The output should be all lines of the entries below in which the word "eines" occurs.
··· INFORMATION SUPPLIED
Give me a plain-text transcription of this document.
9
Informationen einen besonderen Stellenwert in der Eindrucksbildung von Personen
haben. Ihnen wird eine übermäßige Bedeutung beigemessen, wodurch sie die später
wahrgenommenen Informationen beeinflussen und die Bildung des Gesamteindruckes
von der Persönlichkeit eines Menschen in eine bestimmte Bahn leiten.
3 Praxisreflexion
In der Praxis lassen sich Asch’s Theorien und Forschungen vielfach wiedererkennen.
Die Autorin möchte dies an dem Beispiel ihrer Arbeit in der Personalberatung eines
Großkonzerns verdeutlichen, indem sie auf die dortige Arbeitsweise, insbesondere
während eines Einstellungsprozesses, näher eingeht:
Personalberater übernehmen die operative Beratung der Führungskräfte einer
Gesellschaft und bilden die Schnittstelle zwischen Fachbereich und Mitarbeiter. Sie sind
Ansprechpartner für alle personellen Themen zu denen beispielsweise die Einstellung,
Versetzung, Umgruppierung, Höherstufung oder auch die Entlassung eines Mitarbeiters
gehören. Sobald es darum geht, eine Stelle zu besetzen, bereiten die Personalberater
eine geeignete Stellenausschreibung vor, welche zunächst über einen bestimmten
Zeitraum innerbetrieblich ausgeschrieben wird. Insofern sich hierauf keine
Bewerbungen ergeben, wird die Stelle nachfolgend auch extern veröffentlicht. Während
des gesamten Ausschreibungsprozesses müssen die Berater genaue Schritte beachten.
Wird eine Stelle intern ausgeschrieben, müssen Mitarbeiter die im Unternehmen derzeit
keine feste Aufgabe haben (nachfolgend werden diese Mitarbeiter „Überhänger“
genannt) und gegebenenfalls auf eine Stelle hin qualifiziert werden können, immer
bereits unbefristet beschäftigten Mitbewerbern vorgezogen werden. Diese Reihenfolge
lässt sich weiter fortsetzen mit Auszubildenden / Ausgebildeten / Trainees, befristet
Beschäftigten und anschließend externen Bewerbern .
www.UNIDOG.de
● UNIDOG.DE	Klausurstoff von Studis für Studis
······
# [YOUR RESPONSE]
von der Persönlichkeit eines Menschen in eine bestimmte Bahn leiten.
Die Autorin möchte dies an dem Beispiel ihrer Arbeit in der Personalberatung eines
während eines Einstellungsprozesses, näher eingeht:
Versetzung, Umgruppierung, Höherstufung oder auch die Entlassung eines Mitarbeiters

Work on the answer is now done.